• Do this:
Carry on the blog post about the tanka below, picking up right after its final sentence.

• Excerpt to read:
* * * * * * * * *

Blog #62 – Crib Notes Summer School: the Tanka

The Sestina, Ghazal, Villanelle, and now the Tanka. Appropriately enough in the week that The Olympic Games 2020 finally wound itself up, the Italians, Persians and French/Italians now give way to the Japanese hosts.

If you are one of those people that would rather have a poem read to you than read it yourself, you’ll find both text and recording of my tanka(s) on the Love and Nonsense page, via the Listen tab in the main menu. Otherwise you can plough on, and find the poem LIfe Cycle written out at the foot of the page.

Enjoy – and be great to hear how you have found the different forms included in the Summer school, both to read and – if you’ve been brave enough – to write.

Origins

The Tanka has a lot in common with the haiku – including its Japanese origin. Literally, the word tanka means ‘short song’, and it’s hard to imagine a much shorter song than five lines with a strict syllable count of thirty-one, usually in the pattern  5/7/5/7/7. This is the same number of lines, but even fewer syllables than a limerick. What is the point of that? you might ask. Well, like the haiku – which is even shorter – that brevity produces something like an incantation, or meditation – highly focussed images left for the mind to ponder. The trick, to judge by the most successful tankas I’ve read, is to make those images as fresh and direct as possible.

In the really pure form of a tanka, the lines work their magic without help from any punctuation – a single sinuous sentence is the aim. (As you’ll see, in my tanka(s) I ducked that rule, breaking up the flow into sentences and clauses, the better to control rhythm and the switch of meaning.) Rhyme too is surplus to requirements with a tanka – it’s all about those images.

One reason for the haiku’s popularity in schools – as well as the extreme focus – is that despite its brevity, it is a complete thing in itself. It’s possible for a pupil to get outside a whole poem in a relatively short period of time and to work at crafting their own poem, learning how to make sure the line contains exactly the prescribed number of syllables. The same is true of the tanka.

The super tanka

I’m not the first to coin that phrase I’m sure, but the idea here is to produce a chain of individual tankas. Ideally, each is self-contained, yet somehow they all connect. Such a slew of poems makes something else possible; a kind of pocket symphony with an ebb and flow and a juxtaposition of moods that can move through a season or period of life. That was the thinking behind my own ‘supertanka’ Life Cycle – a bit of a grandiose title now I come to think of it – where the fourth stanza provides a chance to rest and reflect, a period of calm before further hard thinking or action – or in this case, the rather savage or bleakly funny tanka that follows it in the sequence; nothing like grief to make you feel murderous on occasion.

As you’ll gather, Life Cycle is about one of those periods when life and death seem to intermingle, and emotions become hard to control. Writing the poem helped me to get my head around things that were happening in our family’s life; by contemplating those things, and seeing them in relation to one another – all part of a sequence – some kind of order was restored. It was important too, to establish in my own mind, where hope resides, so that the final tanka finds calm in thoughts about the regenerative power of nature.

* * * * * * * * *

(Saved data entries)
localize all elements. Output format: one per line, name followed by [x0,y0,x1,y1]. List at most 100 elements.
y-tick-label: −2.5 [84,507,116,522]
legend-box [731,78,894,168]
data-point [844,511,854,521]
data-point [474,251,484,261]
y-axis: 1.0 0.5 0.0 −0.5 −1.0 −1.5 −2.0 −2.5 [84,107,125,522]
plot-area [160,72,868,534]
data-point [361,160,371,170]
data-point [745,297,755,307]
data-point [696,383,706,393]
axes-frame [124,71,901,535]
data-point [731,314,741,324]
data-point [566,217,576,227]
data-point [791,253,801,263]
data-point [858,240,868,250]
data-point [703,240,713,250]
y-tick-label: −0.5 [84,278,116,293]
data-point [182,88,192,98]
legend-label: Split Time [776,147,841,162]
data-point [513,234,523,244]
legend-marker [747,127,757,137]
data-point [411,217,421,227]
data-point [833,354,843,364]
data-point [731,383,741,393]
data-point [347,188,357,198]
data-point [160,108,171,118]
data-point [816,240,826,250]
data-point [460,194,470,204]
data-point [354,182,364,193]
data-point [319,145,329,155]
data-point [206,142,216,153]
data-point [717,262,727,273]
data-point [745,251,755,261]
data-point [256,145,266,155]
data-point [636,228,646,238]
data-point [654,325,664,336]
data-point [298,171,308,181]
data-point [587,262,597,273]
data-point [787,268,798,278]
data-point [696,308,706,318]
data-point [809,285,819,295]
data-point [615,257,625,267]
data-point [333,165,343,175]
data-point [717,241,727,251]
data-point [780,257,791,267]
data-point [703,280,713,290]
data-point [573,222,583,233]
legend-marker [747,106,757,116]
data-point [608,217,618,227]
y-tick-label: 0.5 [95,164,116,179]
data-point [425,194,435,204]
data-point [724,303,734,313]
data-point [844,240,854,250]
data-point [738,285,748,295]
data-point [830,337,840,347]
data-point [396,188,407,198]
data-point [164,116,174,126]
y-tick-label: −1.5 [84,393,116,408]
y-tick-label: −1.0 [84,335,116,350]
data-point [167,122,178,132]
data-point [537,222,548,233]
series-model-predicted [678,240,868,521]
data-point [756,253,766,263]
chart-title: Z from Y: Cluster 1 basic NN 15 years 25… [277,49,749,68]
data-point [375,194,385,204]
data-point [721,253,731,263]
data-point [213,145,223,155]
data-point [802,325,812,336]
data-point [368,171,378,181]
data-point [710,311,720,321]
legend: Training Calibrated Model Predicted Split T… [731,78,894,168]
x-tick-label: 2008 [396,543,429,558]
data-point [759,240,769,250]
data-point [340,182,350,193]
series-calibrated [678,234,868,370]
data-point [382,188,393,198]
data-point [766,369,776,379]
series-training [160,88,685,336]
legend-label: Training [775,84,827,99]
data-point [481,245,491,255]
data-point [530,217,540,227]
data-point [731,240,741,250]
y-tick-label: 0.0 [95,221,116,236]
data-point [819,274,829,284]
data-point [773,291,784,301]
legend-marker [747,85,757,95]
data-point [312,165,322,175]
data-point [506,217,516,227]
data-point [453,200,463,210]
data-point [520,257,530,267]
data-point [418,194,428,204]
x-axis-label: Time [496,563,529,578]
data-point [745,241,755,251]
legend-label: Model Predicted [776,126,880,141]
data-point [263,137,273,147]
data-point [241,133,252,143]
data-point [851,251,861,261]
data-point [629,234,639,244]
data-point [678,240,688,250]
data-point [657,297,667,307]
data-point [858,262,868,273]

* * * * * * * * *

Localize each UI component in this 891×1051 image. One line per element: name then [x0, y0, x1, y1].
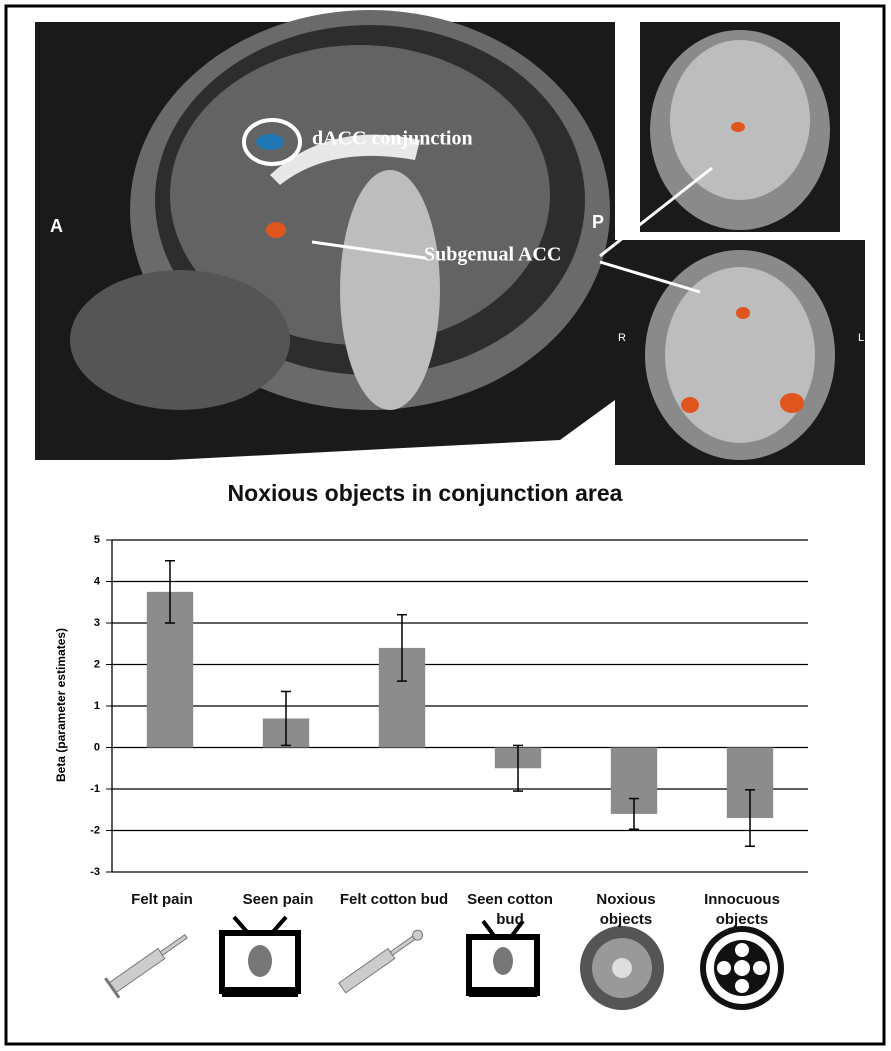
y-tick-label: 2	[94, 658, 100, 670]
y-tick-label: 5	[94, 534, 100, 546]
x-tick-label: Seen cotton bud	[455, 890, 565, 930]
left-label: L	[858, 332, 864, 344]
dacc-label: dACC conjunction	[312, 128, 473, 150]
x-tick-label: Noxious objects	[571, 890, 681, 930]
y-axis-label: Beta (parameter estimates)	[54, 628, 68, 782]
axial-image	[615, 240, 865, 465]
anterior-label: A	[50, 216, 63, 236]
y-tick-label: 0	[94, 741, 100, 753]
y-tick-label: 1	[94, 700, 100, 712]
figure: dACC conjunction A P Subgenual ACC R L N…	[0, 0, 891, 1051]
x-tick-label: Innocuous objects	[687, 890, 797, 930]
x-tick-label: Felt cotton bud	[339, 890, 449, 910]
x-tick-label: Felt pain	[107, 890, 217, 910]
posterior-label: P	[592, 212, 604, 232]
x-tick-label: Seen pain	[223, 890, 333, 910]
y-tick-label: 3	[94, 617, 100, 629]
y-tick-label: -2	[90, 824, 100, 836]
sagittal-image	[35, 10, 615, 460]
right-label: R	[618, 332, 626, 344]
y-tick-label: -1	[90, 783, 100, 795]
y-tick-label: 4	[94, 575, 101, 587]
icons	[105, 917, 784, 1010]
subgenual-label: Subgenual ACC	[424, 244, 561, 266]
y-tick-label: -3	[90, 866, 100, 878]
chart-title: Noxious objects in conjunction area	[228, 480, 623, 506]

* * * * * * * * *

• Exercise response:
Exemplars

To get a glimpse of the different effects of the haiku and tanka you can’t do better than look at Philip Appleman’s aptly titled, Three Haiku, Two Tanka  – further evidence that an accumulation of these tiny gems has its attractions.

Method

For all the heaviness of spirit in Life Cycle, moments of playfulness are almost guaranteed by the game of compression that is intrinsic to the form. This begins with the first line – where a single word accounts for the entire five syllables available. It continues with an ironic examination of our language – the insufficiency of the phrase ‘living room’ at a time of bereavement – and so on.

I don’t really have much else to say on how to construct a tanka, except that the problem-solving aspect – how to capture this thought in the proscribed number of syllables – is quite a pleasurable, technical activity. While the mind wrestles with that, probing different possibilities, emotions tend to clarify themselves.

Life Cycle

i
Ironically,
his bed fills the living room.
I’m boiling pasta
when the air alters, somehow.
Dad’s battered chest has stayed down.

ii
Our children are home.
Spreading their tired old wings
our hearts beat once, twice,
leave earth; all tempests banished.
Life glitters in the late sun.

iii
She is tiny now;
the cruel torque of ancient bones
twists her face earthwards.
Mum’s mind folds too - hey presto!
and the lady vanishes.

iv
Before waking, sleep.
Before sleep, drift from the shore.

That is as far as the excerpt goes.